◆ Task inputs
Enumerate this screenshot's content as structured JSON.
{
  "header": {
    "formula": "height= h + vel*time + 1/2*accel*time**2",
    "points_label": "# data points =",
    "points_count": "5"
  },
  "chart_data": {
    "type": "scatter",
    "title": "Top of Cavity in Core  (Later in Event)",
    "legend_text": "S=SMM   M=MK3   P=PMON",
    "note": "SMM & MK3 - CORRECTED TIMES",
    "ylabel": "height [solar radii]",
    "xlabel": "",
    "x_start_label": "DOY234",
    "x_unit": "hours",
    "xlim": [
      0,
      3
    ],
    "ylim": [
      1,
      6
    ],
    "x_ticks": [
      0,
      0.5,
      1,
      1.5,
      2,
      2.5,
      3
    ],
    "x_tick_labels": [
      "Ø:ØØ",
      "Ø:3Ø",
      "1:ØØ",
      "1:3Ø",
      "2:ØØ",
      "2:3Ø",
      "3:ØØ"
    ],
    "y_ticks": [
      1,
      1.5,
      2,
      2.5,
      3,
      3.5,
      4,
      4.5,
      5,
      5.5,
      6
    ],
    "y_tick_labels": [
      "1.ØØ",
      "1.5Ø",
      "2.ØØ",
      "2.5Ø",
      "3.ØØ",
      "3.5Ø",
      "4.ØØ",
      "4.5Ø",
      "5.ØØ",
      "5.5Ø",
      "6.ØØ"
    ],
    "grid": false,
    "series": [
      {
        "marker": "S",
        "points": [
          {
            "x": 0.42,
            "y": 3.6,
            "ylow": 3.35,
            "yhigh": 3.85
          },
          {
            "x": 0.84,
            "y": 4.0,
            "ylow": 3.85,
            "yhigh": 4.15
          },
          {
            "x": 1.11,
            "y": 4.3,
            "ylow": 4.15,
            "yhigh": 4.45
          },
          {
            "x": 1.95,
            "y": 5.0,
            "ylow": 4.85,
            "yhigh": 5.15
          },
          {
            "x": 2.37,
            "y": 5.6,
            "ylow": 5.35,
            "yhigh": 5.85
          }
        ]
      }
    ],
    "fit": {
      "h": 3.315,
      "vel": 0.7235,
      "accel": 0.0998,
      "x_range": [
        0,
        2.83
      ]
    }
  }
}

◆ Problem
Please output every record, keeping each line exact.

◆ Correct output
Enumerate this screenshot's content as structured JSON.
{
  "header": {
    "formula": "height= h + vel*time + 1/2*accel*time**2",
    "points_label": "# data points =",
    "points_count": "5"
  },
  "chart_data": {
    "type": "scatter",
    "title": "Top of Cavity in Core  (Later in Event)",
    "legend_text": "S=SMM   M=MK3   P=PMON",
    "note": "SMM & MK3 - CORRECTED TIMES",
    "ylabel": "height [solar radii]",
    "xlabel": "",
    "x_start_label": "DOY234",
    "x_unit": "hours",
    "xlim": [
      0,
      3
    ],
    "ylim": [
      1,
      6
    ],
    "x_ticks": [
      0,
      0.5,
      1,
      1.5,
      2,
      2.5,
      3
    ],
    "x_tick_labels": [
      "Ø:ØØ",
      "Ø:3Ø",
      "1:ØØ",
      "1:3Ø",
      "2:ØØ",
      "2:3Ø",
      "3:ØØ"
    ],
    "y_ticks": [
      1,
      1.5,
      2,
      2.5,
      3,
      3.5,
      4,
      4.5,
      5,
      5.5,
      6
    ],
    "y_tick_labels": [
      "1.ØØ",
      "1.5Ø",
      "2.ØØ",
      "2.5Ø",
      "3.ØØ",
      "3.5Ø",
      "4.ØØ",
      "4.5Ø",
      "5.ØØ",
      "5.5Ø",
      "6.ØØ"
    ],
    "grid": false,
    "series": [
      {
        "marker": "S",
        "points": [
          {
            "x": 0.42,
            "y": 3.6,
            "ylow": 3.35,
            "yhigh": 3.85
          },
          {
            "x": 0.84,
            "y": 4.0,
            "ylow": 3.85,
            "yhigh": 4.15
          },
          {
            "x": 1.11,
            "y": 4.3,
            "ylow": 4.15,
            "yhigh": 4.45
          },
          {
            "x": 1.95,
            "y": 5.0,
            "ylow": 4.85,
            "yhigh": 5.15
          },
          {
            "x": 2.37,
            "y": 5.6,
            "ylow": 5.35,
            "yhigh": 5.85
          }
        ]
      }
    ],
    "fit": {
      "h": 3.315,
      "vel": 0.7235,
      "accel": 0.0998,
      "x_range": [
        0,
        2.83
      ]
    }
  }
}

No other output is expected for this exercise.